::: The records :::
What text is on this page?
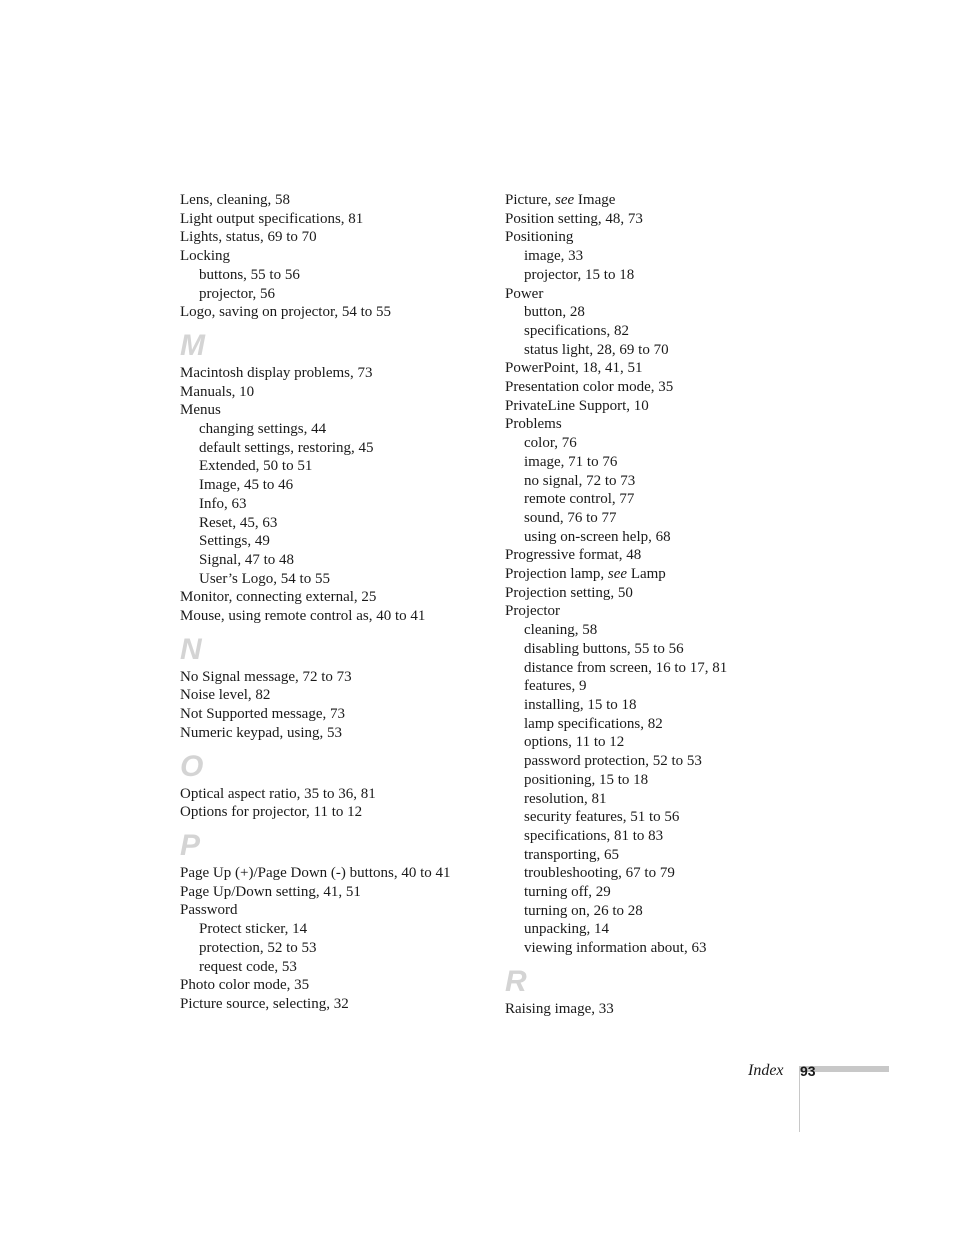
Lens, cleaning, 58
Light output specifications, 81
Lights, status, 69 to 70
Locking
buttons, 55 to 56
projector, 56
Logo, saving on projector, 54 to 55
M
Macintosh display problems, 73
Manuals, 10
Menus
changing settings, 44
default settings, restoring, 45
Extended, 50 to 51
Image, 45 to 46
Info, 63
Reset, 45, 63
Settings, 49
Signal, 47 to 48
User’s Logo, 54 to 55
Monitor, connecting external, 25
Mouse, using remote control as, 40 to 41
N
No Signal message, 72 to 73
Noise level, 82
Not Supported message, 73
Numeric keypad, using, 53
O
Optical aspect ratio, 35 to 36, 81
Options for projector, 11 to 12
P
Page Up (+)/Page Down (-) buttons, 40 to 41
Page Up/Down setting, 41, 51
Password
Protect sticker, 14
protection, 52 to 53
request code, 53
Photo color mode, 35
Picture source, selecting, 32
Picture, see Image
Position setting, 48, 73
Positioning
image, 33
projector, 15 to 18
Power
button, 28
specifications, 82
status light, 28, 69 to 70
PowerPoint, 18, 41, 51
Presentation color mode, 35
PrivateLine Support, 10
Problems
color, 76
image, 71 to 76
no signal, 72 to 73
remote control, 77
sound, 76 to 77
using on-screen help, 68
Progressive format, 48
Projection lamp, see Lamp
Projection setting, 50
Projector
cleaning, 58
disabling buttons, 55 to 56
distance from screen, 16 to 17, 81
features, 9
installing, 15 to 18
lamp specifications, 82
options, 11 to 12
password protection, 52 to 53
positioning, 15 to 18
resolution, 81
security features, 51 to 56
specifications, 81 to 83
transporting, 65
troubleshooting, 67 to 79
turning off, 29
turning on, 26 to 28
unpacking, 14
viewing information about, 63
R
Raising image, 33
Index 93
:::
_The request:_ Make an exact copy of every entry above, minus the images.

_Final answer:_
What text is on this page?
Lens, cleaning, 58
Light output specifications, 81
Lights, status, 69 to 70
Locking
buttons, 55 to 56
projector, 56
Logo, saving on projector, 54 to 55
M
Macintosh display problems, 73
Manuals, 10
Menus
changing settings, 44
default settings, restoring, 45
Extended, 50 to 51
Image, 45 to 46
Info, 63
Reset, 45, 63
Settings, 49
Signal, 47 to 48
User’s Logo, 54 to 55
Monitor, connecting external, 25
Mouse, using remote control as, 40 to 41
N
No Signal message, 72 to 73
Noise level, 82
Not Supported message, 73
Numeric keypad, using, 53
O
Optical aspect ratio, 35 to 36, 81
Options for projector, 11 to 12
P
Page Up (+)/Page Down (-) buttons, 40 to 41
Page Up/Down setting, 41, 51
Password
Protect sticker, 14
protection, 52 to 53
request code, 53
Photo color mode, 35
Picture source, selecting, 32
Picture, see Image
Position setting, 48, 73
Positioning
image, 33
projector, 15 to 18
Power
button, 28
specifications, 82
status light, 28, 69 to 70
PowerPoint, 18, 41, 51
Presentation color mode, 35
PrivateLine Support, 10
Problems
color, 76
image, 71 to 76
no signal, 72 to 73
remote control, 77
sound, 76 to 77
using on-screen help, 68
Progressive format, 48
Projection lamp, see Lamp
Projection setting, 50
Projector
cleaning, 58
disabling buttons, 55 to 56
distance from screen, 16 to 17, 81
features, 9
installing, 15 to 18
lamp specifications, 82
options, 11 to 12
password protection, 52 to 53
positioning, 15 to 18
resolution, 81
security features, 51 to 56
specifications, 81 to 83
transporting, 65
troubleshooting, 67 to 79
turning off, 29
turning on, 26 to 28
unpacking, 14
viewing information about, 63
R
Raising image, 33
Index 93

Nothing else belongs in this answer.